» **Work request**:
Pull out every line below holding the word "Supercentenarians".

» **Records for processing**:
------------------------------------

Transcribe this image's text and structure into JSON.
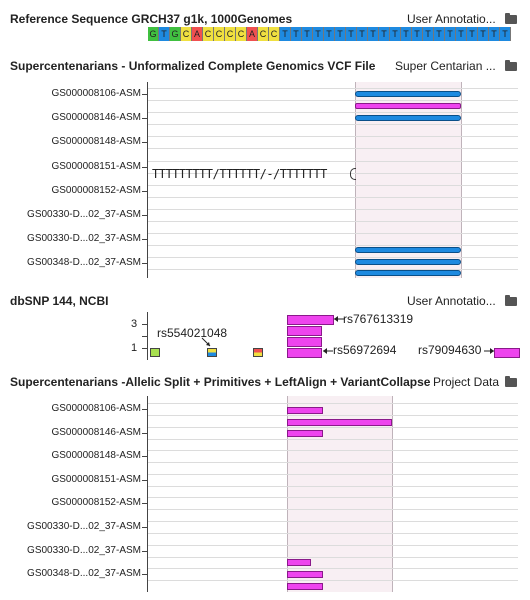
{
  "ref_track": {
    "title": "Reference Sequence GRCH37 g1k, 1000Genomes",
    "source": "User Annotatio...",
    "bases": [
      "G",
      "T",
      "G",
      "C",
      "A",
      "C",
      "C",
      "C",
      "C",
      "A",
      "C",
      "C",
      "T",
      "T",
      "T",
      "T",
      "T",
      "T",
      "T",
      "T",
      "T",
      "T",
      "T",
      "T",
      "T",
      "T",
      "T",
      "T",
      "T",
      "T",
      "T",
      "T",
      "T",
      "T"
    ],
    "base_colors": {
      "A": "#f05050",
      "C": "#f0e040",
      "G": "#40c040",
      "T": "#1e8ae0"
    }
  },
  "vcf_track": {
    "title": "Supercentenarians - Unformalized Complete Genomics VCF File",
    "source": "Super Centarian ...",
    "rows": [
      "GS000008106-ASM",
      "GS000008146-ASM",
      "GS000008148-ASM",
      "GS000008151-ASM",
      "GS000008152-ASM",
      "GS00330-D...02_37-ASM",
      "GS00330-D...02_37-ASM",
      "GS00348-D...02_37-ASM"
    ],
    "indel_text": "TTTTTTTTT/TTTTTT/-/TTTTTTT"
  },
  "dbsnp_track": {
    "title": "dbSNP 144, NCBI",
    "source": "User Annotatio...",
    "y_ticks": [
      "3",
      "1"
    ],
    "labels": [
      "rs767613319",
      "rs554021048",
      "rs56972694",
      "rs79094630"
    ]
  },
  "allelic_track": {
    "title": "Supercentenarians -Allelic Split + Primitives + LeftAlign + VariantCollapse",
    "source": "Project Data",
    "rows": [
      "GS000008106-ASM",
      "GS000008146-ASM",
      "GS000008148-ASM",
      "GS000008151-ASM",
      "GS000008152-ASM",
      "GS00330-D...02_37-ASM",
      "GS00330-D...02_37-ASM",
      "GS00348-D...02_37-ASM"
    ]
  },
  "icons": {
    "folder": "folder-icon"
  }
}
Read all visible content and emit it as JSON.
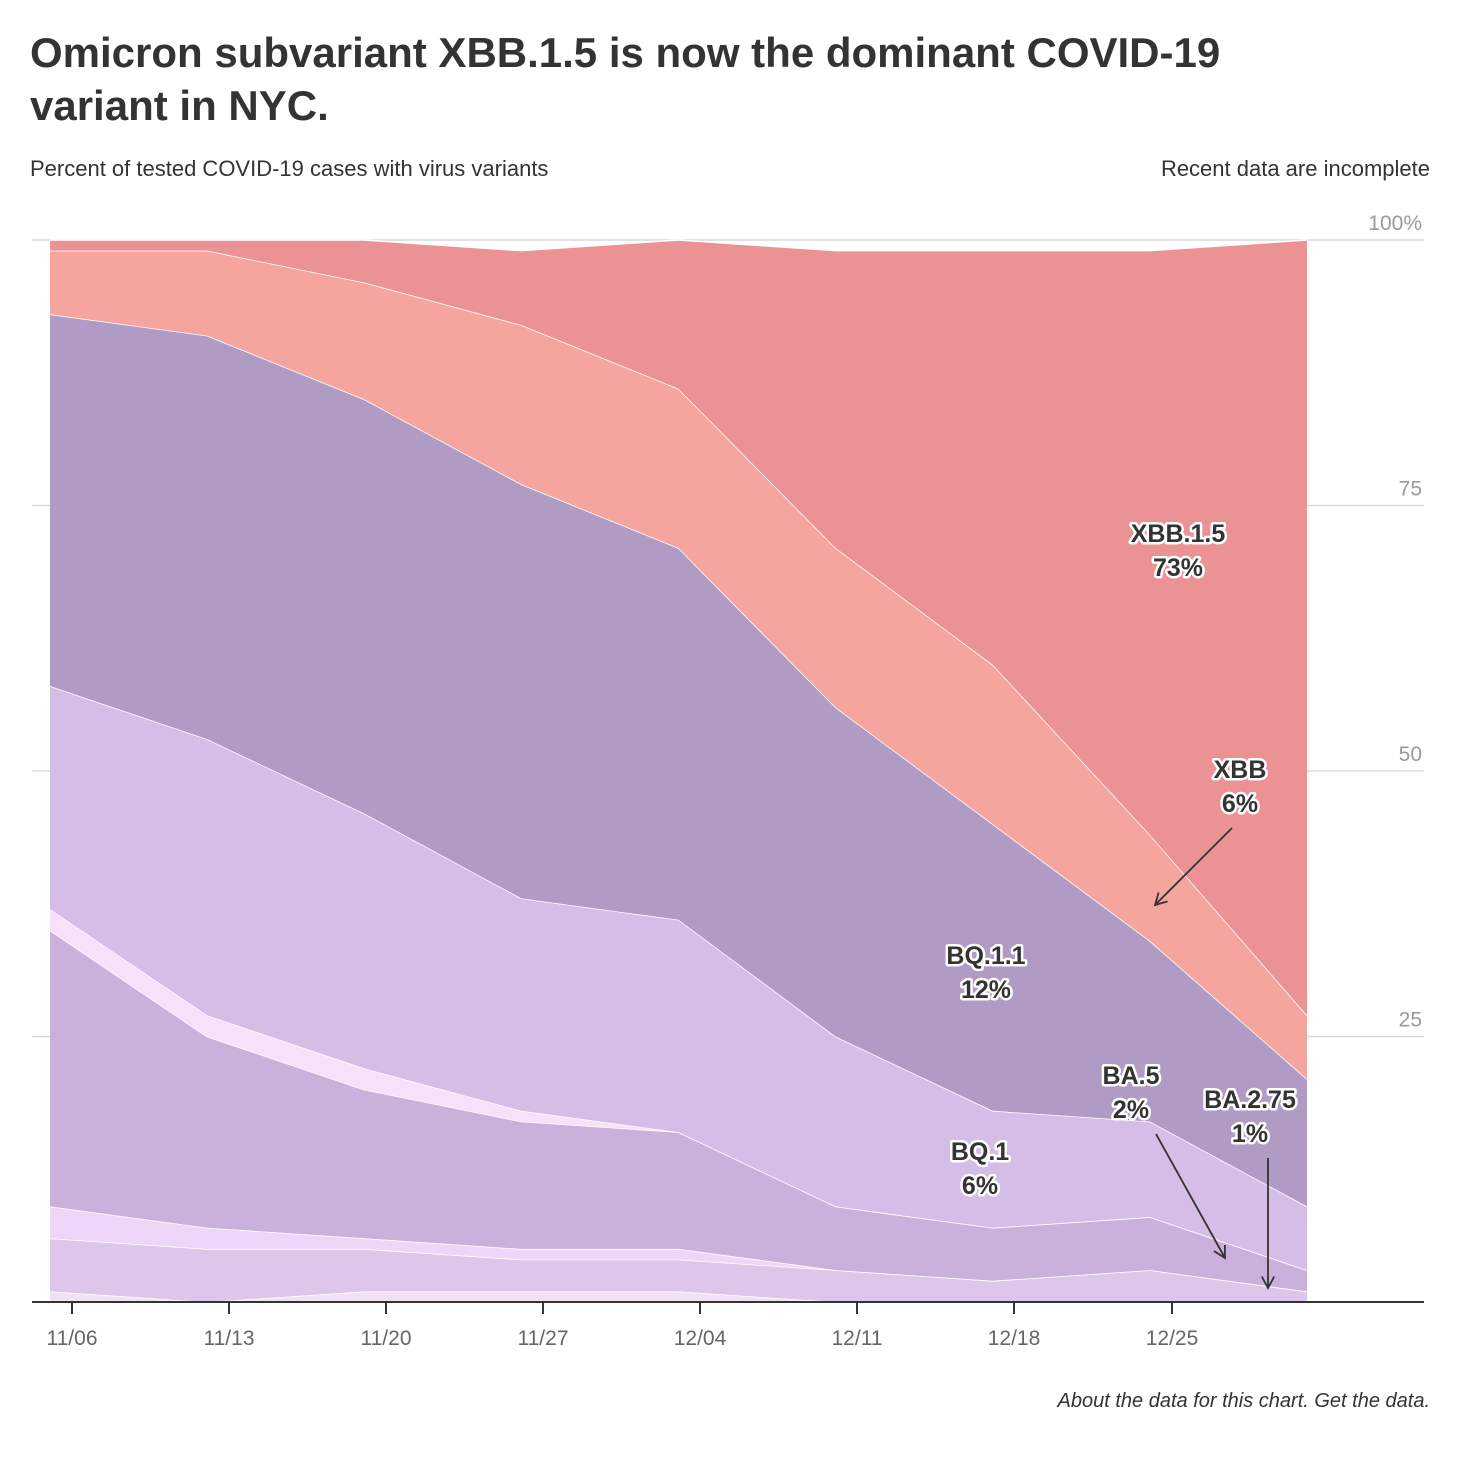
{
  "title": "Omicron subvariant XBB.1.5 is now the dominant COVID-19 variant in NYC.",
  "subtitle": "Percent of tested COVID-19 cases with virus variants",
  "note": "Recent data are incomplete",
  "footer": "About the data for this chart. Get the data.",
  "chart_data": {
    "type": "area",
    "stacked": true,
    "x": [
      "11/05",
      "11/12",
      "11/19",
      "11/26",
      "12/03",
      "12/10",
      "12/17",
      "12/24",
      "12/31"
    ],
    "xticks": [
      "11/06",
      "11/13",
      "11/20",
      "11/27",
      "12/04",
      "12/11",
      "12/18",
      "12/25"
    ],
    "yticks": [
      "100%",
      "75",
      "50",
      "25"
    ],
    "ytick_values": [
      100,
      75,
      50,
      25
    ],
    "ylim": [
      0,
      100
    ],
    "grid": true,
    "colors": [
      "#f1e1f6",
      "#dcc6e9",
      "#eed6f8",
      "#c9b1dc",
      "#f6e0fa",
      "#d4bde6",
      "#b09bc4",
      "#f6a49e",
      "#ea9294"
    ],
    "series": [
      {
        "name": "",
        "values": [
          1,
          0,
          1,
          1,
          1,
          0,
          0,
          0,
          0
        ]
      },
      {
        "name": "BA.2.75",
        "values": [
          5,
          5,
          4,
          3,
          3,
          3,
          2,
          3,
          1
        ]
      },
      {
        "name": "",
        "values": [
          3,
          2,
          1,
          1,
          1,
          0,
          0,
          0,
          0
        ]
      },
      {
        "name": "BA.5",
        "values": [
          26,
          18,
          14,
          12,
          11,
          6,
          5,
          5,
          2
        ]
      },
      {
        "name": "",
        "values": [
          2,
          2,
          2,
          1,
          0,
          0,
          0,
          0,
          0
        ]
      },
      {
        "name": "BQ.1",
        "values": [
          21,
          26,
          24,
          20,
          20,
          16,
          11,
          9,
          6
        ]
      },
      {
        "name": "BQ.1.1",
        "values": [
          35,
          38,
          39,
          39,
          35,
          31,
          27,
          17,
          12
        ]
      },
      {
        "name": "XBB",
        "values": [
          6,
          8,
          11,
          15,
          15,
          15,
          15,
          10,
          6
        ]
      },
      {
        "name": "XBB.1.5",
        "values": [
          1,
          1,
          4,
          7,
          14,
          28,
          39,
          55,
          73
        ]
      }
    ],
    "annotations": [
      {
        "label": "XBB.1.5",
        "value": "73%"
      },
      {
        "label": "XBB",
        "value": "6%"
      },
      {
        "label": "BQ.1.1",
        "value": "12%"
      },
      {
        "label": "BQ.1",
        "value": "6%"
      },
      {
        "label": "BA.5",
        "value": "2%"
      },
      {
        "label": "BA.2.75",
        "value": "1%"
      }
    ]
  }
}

------------------------------------

» **Task result**:
    "title": "Supercentenarians - Unformalized Complete Genomics VCF File",
    "title": "Supercentenarians -Allelic Split + Primitives + LeftAlign + VariantCollapse",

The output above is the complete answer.